§ What to produce
Using the listing below, report all lines holding the word "Dermal".

§ Excerpts from a figure dataset

※ ※ ※

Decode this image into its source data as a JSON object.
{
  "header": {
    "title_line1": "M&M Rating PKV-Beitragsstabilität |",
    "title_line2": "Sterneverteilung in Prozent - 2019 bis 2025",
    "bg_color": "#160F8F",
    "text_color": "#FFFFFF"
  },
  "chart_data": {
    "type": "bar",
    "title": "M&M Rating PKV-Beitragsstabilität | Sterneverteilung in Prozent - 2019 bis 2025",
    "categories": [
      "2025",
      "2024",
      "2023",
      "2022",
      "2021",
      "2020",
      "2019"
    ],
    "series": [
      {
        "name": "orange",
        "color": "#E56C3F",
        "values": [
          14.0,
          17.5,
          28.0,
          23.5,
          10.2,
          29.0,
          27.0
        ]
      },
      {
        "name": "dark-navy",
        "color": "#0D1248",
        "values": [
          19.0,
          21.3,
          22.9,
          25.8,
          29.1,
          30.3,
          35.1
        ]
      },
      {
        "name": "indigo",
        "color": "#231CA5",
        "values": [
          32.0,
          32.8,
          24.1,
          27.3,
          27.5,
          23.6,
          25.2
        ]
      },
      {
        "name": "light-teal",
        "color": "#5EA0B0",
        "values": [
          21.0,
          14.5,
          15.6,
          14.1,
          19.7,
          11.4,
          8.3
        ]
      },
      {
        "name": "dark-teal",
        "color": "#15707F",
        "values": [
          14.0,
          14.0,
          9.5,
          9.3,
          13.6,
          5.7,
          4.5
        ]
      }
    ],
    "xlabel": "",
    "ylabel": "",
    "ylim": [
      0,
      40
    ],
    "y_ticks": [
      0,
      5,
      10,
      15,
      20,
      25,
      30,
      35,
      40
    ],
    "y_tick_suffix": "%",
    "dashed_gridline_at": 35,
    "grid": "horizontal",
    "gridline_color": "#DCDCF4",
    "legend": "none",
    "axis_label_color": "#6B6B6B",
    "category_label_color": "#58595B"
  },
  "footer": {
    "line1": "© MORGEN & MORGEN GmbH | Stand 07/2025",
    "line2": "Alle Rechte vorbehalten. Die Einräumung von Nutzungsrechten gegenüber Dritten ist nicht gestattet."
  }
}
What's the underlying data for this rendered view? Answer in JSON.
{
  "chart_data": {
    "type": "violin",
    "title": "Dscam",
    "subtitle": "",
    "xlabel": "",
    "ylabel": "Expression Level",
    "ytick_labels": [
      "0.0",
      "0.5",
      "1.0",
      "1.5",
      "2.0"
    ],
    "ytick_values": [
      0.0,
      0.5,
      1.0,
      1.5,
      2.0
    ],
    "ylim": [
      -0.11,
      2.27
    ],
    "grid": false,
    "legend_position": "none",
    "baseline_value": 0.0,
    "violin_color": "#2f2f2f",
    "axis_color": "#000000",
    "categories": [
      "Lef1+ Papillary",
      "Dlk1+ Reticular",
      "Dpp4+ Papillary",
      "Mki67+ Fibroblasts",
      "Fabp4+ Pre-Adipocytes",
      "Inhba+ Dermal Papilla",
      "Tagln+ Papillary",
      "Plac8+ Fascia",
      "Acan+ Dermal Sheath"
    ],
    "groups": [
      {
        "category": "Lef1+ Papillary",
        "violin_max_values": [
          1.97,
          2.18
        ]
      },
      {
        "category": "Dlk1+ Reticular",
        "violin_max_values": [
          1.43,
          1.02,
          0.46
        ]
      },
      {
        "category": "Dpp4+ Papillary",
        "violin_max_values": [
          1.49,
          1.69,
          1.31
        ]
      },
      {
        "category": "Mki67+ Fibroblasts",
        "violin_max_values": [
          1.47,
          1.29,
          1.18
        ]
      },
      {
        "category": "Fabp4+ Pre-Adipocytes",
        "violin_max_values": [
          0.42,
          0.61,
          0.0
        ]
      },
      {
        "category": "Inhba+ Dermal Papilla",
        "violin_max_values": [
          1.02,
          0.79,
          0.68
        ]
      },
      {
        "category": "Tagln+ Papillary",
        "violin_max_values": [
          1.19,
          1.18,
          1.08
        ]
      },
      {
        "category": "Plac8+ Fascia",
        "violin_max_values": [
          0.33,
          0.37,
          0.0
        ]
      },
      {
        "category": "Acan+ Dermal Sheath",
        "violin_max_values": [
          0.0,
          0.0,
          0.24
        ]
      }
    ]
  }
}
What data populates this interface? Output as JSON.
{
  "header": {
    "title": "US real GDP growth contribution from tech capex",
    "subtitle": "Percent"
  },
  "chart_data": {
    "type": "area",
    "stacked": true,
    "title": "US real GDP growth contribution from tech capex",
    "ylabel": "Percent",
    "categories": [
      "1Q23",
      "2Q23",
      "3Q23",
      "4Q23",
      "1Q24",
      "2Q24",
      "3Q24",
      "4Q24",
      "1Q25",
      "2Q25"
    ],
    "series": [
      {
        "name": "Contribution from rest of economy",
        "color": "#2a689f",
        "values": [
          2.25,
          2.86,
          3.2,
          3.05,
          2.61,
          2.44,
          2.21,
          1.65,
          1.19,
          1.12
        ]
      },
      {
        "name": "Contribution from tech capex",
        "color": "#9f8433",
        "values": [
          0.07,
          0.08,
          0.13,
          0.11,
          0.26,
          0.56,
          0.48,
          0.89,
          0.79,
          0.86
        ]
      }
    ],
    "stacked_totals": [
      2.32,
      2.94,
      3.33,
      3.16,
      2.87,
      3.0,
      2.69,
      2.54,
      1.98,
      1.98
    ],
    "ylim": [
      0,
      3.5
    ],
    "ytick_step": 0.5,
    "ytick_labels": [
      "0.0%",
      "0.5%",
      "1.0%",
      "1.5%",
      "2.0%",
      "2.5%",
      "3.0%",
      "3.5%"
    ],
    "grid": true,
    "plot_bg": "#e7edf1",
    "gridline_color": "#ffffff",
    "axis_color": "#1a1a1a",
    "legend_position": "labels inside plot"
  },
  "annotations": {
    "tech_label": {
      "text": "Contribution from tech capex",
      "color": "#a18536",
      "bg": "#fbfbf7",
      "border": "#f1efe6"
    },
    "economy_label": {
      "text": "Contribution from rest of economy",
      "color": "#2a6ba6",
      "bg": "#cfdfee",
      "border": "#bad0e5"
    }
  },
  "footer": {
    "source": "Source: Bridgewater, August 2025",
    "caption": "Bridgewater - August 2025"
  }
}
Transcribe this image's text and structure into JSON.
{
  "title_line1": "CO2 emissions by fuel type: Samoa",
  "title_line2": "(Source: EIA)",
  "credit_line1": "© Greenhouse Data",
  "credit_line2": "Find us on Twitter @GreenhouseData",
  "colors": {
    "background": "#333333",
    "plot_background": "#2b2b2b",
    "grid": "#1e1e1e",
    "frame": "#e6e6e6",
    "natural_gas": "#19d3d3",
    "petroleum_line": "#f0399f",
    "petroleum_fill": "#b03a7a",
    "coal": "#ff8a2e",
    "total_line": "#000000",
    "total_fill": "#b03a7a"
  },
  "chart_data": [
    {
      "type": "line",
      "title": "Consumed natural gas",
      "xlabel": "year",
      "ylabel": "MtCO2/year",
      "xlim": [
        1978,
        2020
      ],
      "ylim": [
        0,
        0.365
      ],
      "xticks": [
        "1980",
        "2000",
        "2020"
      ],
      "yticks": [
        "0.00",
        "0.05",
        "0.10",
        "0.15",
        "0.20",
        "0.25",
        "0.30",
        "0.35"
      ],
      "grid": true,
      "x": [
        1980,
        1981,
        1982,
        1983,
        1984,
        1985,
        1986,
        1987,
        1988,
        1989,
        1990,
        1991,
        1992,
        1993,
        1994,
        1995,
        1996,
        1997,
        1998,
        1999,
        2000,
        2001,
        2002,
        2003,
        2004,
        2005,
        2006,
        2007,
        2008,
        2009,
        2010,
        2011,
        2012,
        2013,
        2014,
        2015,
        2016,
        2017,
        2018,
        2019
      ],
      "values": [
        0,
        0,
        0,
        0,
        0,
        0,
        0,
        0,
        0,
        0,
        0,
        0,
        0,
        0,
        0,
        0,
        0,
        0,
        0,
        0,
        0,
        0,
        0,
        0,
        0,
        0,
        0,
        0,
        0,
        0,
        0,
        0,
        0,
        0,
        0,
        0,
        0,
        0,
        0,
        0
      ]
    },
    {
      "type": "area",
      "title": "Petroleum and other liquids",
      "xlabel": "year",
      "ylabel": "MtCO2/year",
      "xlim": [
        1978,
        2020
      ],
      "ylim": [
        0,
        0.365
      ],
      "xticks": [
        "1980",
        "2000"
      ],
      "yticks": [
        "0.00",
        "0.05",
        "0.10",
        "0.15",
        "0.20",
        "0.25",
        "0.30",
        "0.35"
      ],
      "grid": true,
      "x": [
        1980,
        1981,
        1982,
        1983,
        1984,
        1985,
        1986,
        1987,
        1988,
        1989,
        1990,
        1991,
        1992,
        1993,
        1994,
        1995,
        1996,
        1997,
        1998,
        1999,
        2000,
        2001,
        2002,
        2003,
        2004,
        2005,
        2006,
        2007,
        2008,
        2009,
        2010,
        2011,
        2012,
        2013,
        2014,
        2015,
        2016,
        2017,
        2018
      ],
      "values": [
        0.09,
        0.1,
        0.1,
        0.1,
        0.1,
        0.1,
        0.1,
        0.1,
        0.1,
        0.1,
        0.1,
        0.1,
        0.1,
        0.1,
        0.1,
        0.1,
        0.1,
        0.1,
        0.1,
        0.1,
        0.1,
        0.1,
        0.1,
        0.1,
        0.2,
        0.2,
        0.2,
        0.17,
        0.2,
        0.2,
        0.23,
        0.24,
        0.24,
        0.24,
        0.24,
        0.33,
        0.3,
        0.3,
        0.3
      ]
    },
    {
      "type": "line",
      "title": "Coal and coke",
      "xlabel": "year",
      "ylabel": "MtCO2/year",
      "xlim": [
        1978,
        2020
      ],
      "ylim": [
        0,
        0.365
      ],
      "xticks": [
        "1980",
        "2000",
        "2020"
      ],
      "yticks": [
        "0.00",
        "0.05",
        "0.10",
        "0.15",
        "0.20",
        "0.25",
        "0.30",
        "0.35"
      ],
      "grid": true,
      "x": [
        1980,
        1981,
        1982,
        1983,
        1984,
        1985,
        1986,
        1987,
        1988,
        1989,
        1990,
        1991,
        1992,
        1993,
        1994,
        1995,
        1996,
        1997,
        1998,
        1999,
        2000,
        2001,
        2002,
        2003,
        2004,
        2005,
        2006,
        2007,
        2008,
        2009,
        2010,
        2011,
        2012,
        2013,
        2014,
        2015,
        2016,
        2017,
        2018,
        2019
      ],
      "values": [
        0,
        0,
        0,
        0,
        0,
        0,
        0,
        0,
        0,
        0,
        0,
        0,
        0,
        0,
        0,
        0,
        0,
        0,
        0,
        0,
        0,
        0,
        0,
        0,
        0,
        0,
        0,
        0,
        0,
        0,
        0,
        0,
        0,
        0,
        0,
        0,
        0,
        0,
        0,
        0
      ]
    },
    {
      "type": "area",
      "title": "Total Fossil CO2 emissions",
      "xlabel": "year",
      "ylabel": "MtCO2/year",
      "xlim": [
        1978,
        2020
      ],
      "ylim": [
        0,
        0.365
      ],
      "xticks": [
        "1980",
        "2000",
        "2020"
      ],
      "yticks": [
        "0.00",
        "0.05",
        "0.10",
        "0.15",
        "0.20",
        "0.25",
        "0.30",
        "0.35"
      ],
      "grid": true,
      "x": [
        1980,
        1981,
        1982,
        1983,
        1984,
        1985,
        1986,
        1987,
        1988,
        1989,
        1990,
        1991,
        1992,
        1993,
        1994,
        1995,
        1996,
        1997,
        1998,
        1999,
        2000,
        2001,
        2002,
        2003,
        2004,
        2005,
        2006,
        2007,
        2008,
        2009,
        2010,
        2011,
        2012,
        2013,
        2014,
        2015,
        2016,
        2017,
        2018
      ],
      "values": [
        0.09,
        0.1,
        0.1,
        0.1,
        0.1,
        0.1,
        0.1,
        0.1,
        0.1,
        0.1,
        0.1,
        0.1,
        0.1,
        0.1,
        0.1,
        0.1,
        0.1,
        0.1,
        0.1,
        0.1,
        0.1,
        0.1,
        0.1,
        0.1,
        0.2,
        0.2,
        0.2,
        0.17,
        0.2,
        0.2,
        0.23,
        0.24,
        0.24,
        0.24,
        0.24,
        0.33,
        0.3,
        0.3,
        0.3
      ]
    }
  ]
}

※ ※ ※

§ Completed task
      "Inhba+ Dermal Papilla",
      "Acan+ Dermal Sheath"
        "category": "Inhba+ Dermal Papilla",
        "category": "Acan+ Dermal Sheath",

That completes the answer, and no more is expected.